= Exercise requirements =
State the number of lines with the string "Zabráňte" in them, and nothing else.

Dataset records
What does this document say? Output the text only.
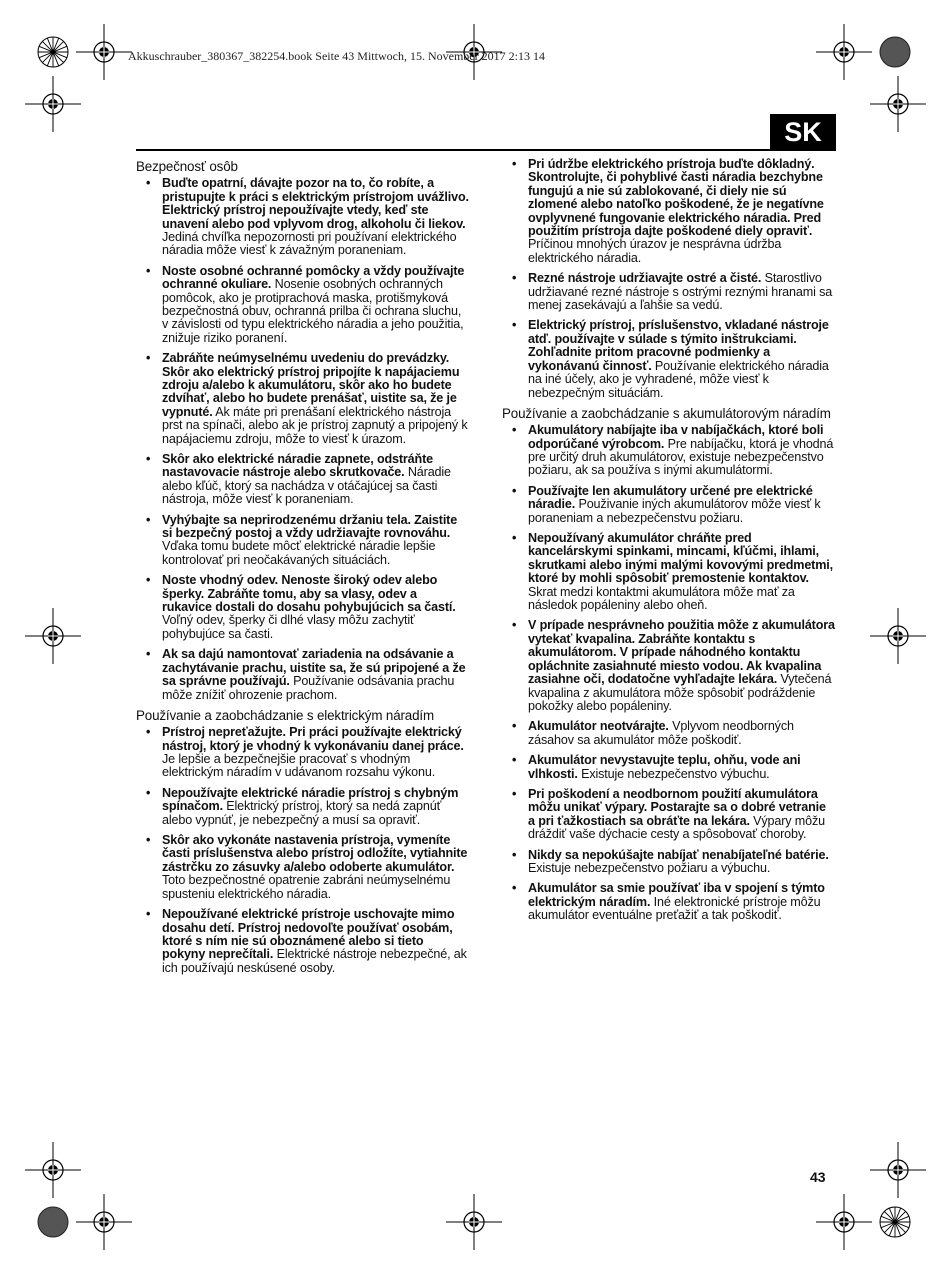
Akkuschrauber_380367_382254.book Seite 43 Mittwoch, 15. November 2017 2:13 14
SK
Bezpečnosť osôb
• Buďte opatrní, dávajte pozor na to, čo robíte, a pristupujte k práci s elektrickým prístrojom uvážlivo. Elektrický prístroj nepoužívajte vtedy, keď ste unavení alebo pod vplyvom drog, alkoholu či liekov. Jediná chvíľka nepozornosti pri používaní elektrického náradia môže viesť k závažným poraneniam.
• Noste osobné ochranné pomôcky a vždy používajte ochranné okuliare. Nosenie osobných ochranných pomôcok, ako je protiprachová maska, protišmyková bezpečnostná obuv, ochranná prilba či ochrana sluchu, v závislosti od typu elektrického náradia a jeho použitia, znižuje riziko poranení.
• Zabráňte neúmyselnému uvedeniu do prevádzky. Skôr ako elektrický prístroj pripojíte k napájaciemu zdroju a/alebo k akumulátoru, skôr ako ho budete zdvíhať, alebo ho budete prenášať, uistite sa, že je vypnuté. Ak máte pri prenášaní elektrického nástroja prst na spínači, alebo ak je prístroj zapnutý a pripojený k napájaciemu zdroju, môže to viesť k úrazom.
• Skôr ako elektrické náradie zapnete, odstráňte nastavovacie nástroje alebo skrutkovače. Náradie alebo kľúč, ktorý sa nachádza v otáčajúcej sa časti nástroja, môže viesť k poraneniam.
• Vyhýbajte sa neprirodzenému držaniu tela. Zaistite si bezpečný postoj a vždy udržiavajte rovnováhu. Vďaka tomu budete môcť elektrické náradie lepšie kontrolovať pri neočakávaných situáciách.
• Noste vhodný odev. Nenoste široký odev alebo šperky. Zabráňte tomu, aby sa vlasy, odev a rukavice dostali do dosahu pohybujúcich sa častí. Voľný odev, šperky či dlhé vlasy môžu zachytiť pohybujúce sa časti.
• Ak sa dajú namontovať zariadenia na odsávanie a zachytávanie prachu, uistite sa, že sú pripojené a že sa správne používajú. Používanie odsávania prachu môže znížiť ohrozenie prachom.
Používanie a zaobchádzanie s elektrickým náradím
• Prístroj nepreťažujte. Pri práci používajte elektrický nástroj, ktorý je vhodný k vykonávaniu danej práce. Je lepšie a bezpečnejšie pracovať s vhodným elektrickým náradím v udávanom rozsahu výkonu.
• Nepoužívajte elektrické náradie prístroj s chybným spínačom. Elektrický prístroj, ktorý sa nedá zapnúť alebo vypnúť, je nebezpečný a musí sa opraviť.
• Skôr ako vykonáte nastavenia prístroja, vymeníte časti príslušenstva alebo prístroj odložíte, vytiahnite zástrčku zo zásuvky a/alebo odoberte akumulátor. Toto bezpečnostné opatrenie zabráni neúmyselnému spusteniu elektrického náradia.
• Nepoužívané elektrické prístroje uschovajte mimo dosahu detí. Prístroj nedovoľte používať osobám, ktoré s ním nie sú oboznámené alebo si tieto pokyny neprečítali. Elektrické nástroje nebezpečné, ak ich používajú neskúsené osoby.
• Pri údržbe elektrického prístroja buďte dôkladný. Skontrolujte, či pohyblivé časti náradia bezchybne fungujú a nie sú zablokované, či diely nie sú zlomené alebo natoľko poškodené, že je negatívne ovplyvnené fungovanie elektrického náradia. Pred použitím prístroja dajte poškodené diely opraviť. Príčinou mnohých úrazov je nesprávna údržba elektrického náradia.
• Rezné nástroje udržiavajte ostré a čisté. Starostlivo udržiavané rezné nástroje s ostrými reznými hranami sa menej zasekávajú a ľahšie sa vedú.
• Elektrický prístroj, príslušenstvo, vkladané nástroje atď. používajte v súlade s týmito inštrukciami. Zohľadnite pritom pracovné podmienky a vykonávanú činnosť. Používanie elektrického náradia na iné účely, ako je vyhradené, môže viesť k nebezpečným situáciám.
Používanie a zaobchádzanie s akumulátorovým náradím
• Akumulátory nabíjajte iba v nabíjačkách, ktoré boli odporúčané výrobcom. Pre nabíjačku, ktorá je vhodná pre určitý druh akumulátorov, existuje nebezpečenstvo požiaru, ak sa používa s inými akumulátormi.
• Používajte len akumulátory určené pre elektrické náradie. Použivanie iných akumulátorov môže viesť k poraneniam a nebezpečenstvu požiaru.
• Nepoužívaný akumulátor chráňte pred kancelárskymi spinkami, mincami, kľúčmi, ihlami, skrutkami alebo inými malými kovovými predmetmi, ktoré by mohli spôsobiť premostenie kontaktov. Skrat medzi kontaktmi akumulátora môže mať za následok popáleniny alebo oheň.
• V prípade nesprávneho použitia môže z akumulátora vytekať kvapalina. Zabráňte kontaktu s akumulátorom. V prípade náhodného kontaktu opláchnite zasiahnuté miesto vodou. Ak kvapalina zasiahne oči, dodatočne vyhľadajte lekára. Vytečená kvapalina z akumulátora môže spôsobiť podráždenie pokožky alebo popáleniny.
• Akumulátor neotvárajte. Vplyvom neodborných zásahov sa akumulátor môže poškodiť.
• Akumulátor nevystavujte teplu, ohňu, vode ani vlhkosti. Existuje nebezpečenstvo výbuchu.
• Pri poškodení a neodbornom použití akumulátora môžu unikať výpary. Postarajte sa o dobré vetranie a pri ťažkostiach sa obráťte na lekára. Výpary môžu dráždiť vaše dýchacie cesty a spôsobovať choroby.
• Nikdy sa nepokúšajte nabíjať nenabíjateľné batérie. Existuje nebezpečenstvo požiaru a výbuchu.
• Akumulátor sa smie používať iba v spojení s týmto elektrickým náradím. Iné elektronické prístroje môžu akumulátor eventuálne preťažiť a tak poškodiť.
43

= Task result =
3